__Data provided__.

* * *

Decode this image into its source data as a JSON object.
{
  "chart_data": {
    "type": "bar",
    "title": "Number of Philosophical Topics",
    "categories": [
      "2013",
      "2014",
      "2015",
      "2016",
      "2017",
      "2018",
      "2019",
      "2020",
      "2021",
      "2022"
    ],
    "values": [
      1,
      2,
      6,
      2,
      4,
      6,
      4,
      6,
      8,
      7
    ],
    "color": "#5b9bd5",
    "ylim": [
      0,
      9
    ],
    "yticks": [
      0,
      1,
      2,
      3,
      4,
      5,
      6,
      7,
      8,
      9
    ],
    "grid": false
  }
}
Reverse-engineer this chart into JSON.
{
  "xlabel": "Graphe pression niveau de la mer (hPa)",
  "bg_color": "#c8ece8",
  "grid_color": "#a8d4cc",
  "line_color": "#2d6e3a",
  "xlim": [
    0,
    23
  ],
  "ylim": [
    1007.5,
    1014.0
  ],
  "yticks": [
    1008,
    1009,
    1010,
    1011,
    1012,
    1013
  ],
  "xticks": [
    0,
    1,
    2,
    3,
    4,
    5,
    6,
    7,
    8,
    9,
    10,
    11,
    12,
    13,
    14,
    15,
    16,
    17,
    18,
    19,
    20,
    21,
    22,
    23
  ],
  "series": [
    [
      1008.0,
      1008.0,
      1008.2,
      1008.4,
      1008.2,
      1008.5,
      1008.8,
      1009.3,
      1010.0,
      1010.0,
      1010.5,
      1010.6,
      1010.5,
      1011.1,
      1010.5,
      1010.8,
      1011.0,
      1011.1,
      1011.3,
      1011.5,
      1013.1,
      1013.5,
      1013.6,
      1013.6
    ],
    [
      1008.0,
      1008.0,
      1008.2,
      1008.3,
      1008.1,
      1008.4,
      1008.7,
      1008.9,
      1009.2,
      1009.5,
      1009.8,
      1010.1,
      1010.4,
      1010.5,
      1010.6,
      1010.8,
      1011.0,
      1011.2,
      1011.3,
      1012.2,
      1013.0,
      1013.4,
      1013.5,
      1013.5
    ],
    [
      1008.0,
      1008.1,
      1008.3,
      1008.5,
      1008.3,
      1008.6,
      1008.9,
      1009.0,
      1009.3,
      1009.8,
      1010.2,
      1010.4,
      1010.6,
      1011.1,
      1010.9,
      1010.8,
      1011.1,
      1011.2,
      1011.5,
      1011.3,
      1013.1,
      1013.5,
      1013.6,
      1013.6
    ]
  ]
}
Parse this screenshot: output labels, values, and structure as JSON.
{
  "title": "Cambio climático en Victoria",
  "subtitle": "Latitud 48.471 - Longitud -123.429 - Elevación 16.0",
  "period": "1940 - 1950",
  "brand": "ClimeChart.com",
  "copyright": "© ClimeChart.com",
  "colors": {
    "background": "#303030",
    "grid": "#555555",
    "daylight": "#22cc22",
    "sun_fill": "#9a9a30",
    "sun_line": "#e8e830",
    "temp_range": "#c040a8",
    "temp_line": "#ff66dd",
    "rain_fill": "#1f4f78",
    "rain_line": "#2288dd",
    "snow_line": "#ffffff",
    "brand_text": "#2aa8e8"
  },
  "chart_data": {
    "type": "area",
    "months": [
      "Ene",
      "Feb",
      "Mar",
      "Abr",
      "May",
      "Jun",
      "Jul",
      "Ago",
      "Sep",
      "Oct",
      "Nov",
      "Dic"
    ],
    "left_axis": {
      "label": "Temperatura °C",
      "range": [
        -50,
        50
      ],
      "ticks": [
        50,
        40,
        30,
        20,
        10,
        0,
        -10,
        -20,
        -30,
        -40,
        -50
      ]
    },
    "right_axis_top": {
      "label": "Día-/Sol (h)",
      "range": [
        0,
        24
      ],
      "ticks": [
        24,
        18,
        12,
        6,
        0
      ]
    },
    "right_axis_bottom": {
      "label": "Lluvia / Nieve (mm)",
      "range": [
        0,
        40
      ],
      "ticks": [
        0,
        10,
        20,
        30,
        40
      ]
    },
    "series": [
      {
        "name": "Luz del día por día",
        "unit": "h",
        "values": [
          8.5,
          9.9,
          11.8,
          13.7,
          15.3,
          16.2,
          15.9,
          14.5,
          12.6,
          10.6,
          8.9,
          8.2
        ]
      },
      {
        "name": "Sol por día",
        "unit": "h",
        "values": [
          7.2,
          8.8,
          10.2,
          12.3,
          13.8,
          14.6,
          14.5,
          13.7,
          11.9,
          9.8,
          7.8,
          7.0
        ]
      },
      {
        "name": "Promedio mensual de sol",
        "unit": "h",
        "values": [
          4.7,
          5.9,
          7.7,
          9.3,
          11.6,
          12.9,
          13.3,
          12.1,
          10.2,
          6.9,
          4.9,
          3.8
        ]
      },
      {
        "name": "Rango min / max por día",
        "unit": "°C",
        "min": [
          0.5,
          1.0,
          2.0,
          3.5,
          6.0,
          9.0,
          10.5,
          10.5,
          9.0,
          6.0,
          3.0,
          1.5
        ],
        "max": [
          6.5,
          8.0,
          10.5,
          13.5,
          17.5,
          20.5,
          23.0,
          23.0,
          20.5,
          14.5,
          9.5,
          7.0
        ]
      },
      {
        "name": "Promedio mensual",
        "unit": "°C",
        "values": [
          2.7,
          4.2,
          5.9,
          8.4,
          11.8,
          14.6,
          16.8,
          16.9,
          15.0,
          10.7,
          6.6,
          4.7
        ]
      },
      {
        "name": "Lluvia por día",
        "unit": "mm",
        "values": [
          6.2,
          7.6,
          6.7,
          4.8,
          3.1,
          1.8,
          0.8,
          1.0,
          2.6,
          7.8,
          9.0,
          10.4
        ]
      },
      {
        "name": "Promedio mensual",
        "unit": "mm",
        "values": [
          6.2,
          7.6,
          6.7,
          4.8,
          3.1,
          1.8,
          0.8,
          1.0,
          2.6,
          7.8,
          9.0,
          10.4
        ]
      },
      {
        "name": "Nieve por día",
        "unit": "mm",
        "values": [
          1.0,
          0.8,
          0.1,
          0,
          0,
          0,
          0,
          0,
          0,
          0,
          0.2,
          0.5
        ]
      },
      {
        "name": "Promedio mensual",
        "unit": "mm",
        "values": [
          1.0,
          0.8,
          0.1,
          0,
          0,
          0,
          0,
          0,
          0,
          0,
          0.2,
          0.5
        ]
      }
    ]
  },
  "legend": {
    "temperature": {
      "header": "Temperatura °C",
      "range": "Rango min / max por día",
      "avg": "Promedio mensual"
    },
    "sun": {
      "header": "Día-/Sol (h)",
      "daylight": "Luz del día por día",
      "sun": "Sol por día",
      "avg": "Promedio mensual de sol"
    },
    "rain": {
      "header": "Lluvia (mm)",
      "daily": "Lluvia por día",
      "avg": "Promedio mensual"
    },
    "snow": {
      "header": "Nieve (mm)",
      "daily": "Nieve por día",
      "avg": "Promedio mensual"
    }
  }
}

* * *

__What the exercise asks__.
Write out the entries in full, exactly as given.

__Output__.
Decode this image into its source data as a JSON object.
{
  "chart_data": {
    "type": "bar",
    "title": "Number of Philosophical Topics",
    "categories": [
      "2013",
      "2014",
      "2015",
      "2016",
      "2017",
      "2018",
      "2019",
      "2020",
      "2021",
      "2022"
    ],
    "values": [
      1,
      2,
      6,
      2,
      4,
      6,
      4,
      6,
      8,
      7
    ],
    "color": "#5b9bd5",
    "ylim": [
      0,
      9
    ],
    "yticks": [
      0,
      1,
      2,
      3,
      4,
      5,
      6,
      7,
      8,
      9
    ],
    "grid": false
  }
}
Reverse-engineer this chart into JSON.
{
  "xlabel": "Graphe pression niveau de la mer (hPa)",
  "bg_color": "#c8ece8",
  "grid_color": "#a8d4cc",
  "line_color": "#2d6e3a",
  "xlim": [
    0,
    23
  ],
  "ylim": [
    1007.5,
    1014.0
  ],
  "yticks": [
    1008,
    1009,
    1010,
    1011,
    1012,
    1013
  ],
  "xticks": [
    0,
    1,
    2,
    3,
    4,
    5,
    6,
    7,
    8,
    9,
    10,
    11,
    12,
    13,
    14,
    15,
    16,
    17,
    18,
    19,
    20,
    21,
    22,
    23
  ],
  "series": [
    [
      1008.0,
      1008.0,
      1008.2,
      1008.4,
      1008.2,
      1008.5,
      1008.8,
      1009.3,
      1010.0,
      1010.0,
      1010.5,
      1010.6,
      1010.5,
      1011.1,
      1010.5,
      1010.8,
      1011.0,
      1011.1,
      1011.3,
      1011.5,
      1013.1,
      1013.5,
      1013.6,
      1013.6
    ],
    [
      1008.0,
      1008.0,
      1008.2,
      1008.3,
      1008.1,
      1008.4,
      1008.7,
      1008.9,
      1009.2,
      1009.5,
      1009.8,
      1010.1,
      1010.4,
      1010.5,
      1010.6,
      1010.8,
      1011.0,
      1011.2,
      1011.3,
      1012.2,
      1013.0,
      1013.4,
      1013.5,
      1013.5
    ],
    [
      1008.0,
      1008.1,
      1008.3,
      1008.5,
      1008.3,
      1008.6,
      1008.9,
      1009.0,
      1009.3,
      1009.8,
      1010.2,
      1010.4,
      1010.6,
      1011.1,
      1010.9,
      1010.8,
      1011.1,
      1011.2,
      1011.5,
      1011.3,
      1013.1,
      1013.5,
      1013.6,
      1013.6
    ]
  ]
}
Parse this screenshot: output labels, values, and structure as JSON.
{
  "title": "Cambio climático en Victoria",
  "subtitle": "Latitud 48.471 - Longitud -123.429 - Elevación 16.0",
  "period": "1940 - 1950",
  "brand": "ClimeChart.com",
  "copyright": "© ClimeChart.com",
  "colors": {
    "background": "#303030",
    "grid": "#555555",
    "daylight": "#22cc22",
    "sun_fill": "#9a9a30",
    "sun_line": "#e8e830",
    "temp_range": "#c040a8",
    "temp_line": "#ff66dd",
    "rain_fill": "#1f4f78",
    "rain_line": "#2288dd",
    "snow_line": "#ffffff",
    "brand_text": "#2aa8e8"
  },
  "chart_data": {
    "type": "area",
    "months": [
      "Ene",
      "Feb",
      "Mar",
      "Abr",
      "May",
      "Jun",
      "Jul",
      "Ago",
      "Sep",
      "Oct",
      "Nov",
      "Dic"
    ],
    "left_axis": {
      "label": "Temperatura °C",
      "range": [
        -50,
        50
      ],
      "ticks": [
        50,
        40,
        30,
        20,
        10,
        0,
        -10,
        -20,
        -30,
        -40,
        -50
      ]
    },
    "right_axis_top": {
      "label": "Día-/Sol (h)",
      "range": [
        0,
        24
      ],
      "ticks": [
        24,
        18,
        12,
        6,
        0
      ]
    },
    "right_axis_bottom": {
      "label": "Lluvia / Nieve (mm)",
      "range": [
        0,
        40
      ],
      "ticks": [
        0,
        10,
        20,
        30,
        40
      ]
    },
    "series": [
      {
        "name": "Luz del día por día",
        "unit": "h",
        "values": [
          8.5,
          9.9,
          11.8,
          13.7,
          15.3,
          16.2,
          15.9,
          14.5,
          12.6,
          10.6,
          8.9,
          8.2
        ]
      },
      {
        "name": "Sol por día",
        "unit": "h",
        "values": [
          7.2,
          8.8,
          10.2,
          12.3,
          13.8,
          14.6,
          14.5,
          13.7,
          11.9,
          9.8,
          7.8,
          7.0
        ]
      },
      {
        "name": "Promedio mensual de sol",
        "unit": "h",
        "values": [
          4.7,
          5.9,
          7.7,
          9.3,
          11.6,
          12.9,
          13.3,
          12.1,
          10.2,
          6.9,
          4.9,
          3.8
        ]
      },
      {
        "name": "Rango min / max por día",
        "unit": "°C",
        "min": [
          0.5,
          1.0,
          2.0,
          3.5,
          6.0,
          9.0,
          10.5,
          10.5,
          9.0,
          6.0,
          3.0,
          1.5
        ],
        "max": [
          6.5,
          8.0,
          10.5,
          13.5,
          17.5,
          20.5,
          23.0,
          23.0,
          20.5,
          14.5,
          9.5,
          7.0
        ]
      },
      {
        "name": "Promedio mensual",
        "unit": "°C",
        "values": [
          2.7,
          4.2,
          5.9,
          8.4,
          11.8,
          14.6,
          16.8,
          16.9,
          15.0,
          10.7,
          6.6,
          4.7
        ]
      },
      {
        "name": "Lluvia por día",
        "unit": "mm",
        "values": [
          6.2,
          7.6,
          6.7,
          4.8,
          3.1,
          1.8,
          0.8,
          1.0,
          2.6,
          7.8,
          9.0,
          10.4
        ]
      },
      {
        "name": "Promedio mensual",
        "unit": "mm",
        "values": [
          6.2,
          7.6,
          6.7,
          4.8,
          3.1,
          1.8,
          0.8,
          1.0,
          2.6,
          7.8,
          9.0,
          10.4
        ]
      },
      {
        "name": "Nieve por día",
        "unit": "mm",
        "values": [
          1.0,
          0.8,
          0.1,
          0,
          0,
          0,
          0,
          0,
          0,
          0,
          0.2,
          0.5
        ]
      },
      {
        "name": "Promedio mensual",
        "unit": "mm",
        "values": [
          1.0,
          0.8,
          0.1,
          0,
          0,
          0,
          0,
          0,
          0,
          0,
          0.2,
          0.5
        ]
      }
    ]
  },
  "legend": {
    "temperature": {
      "header": "Temperatura °C",
      "range": "Rango min / max por día",
      "avg": "Promedio mensual"
    },
    "sun": {
      "header": "Día-/Sol (h)",
      "daylight": "Luz del día por día",
      "sun": "Sol por día",
      "avg": "Promedio mensual de sol"
    },
    "rain": {
      "header": "Lluvia (mm)",
      "daily": "Lluvia por día",
      "avg": "Promedio mensual"
    },
    "snow": {
      "header": "Nieve (mm)",
      "daily": "Nieve por día",
      "avg": "Promedio mensual"
    }
  }
}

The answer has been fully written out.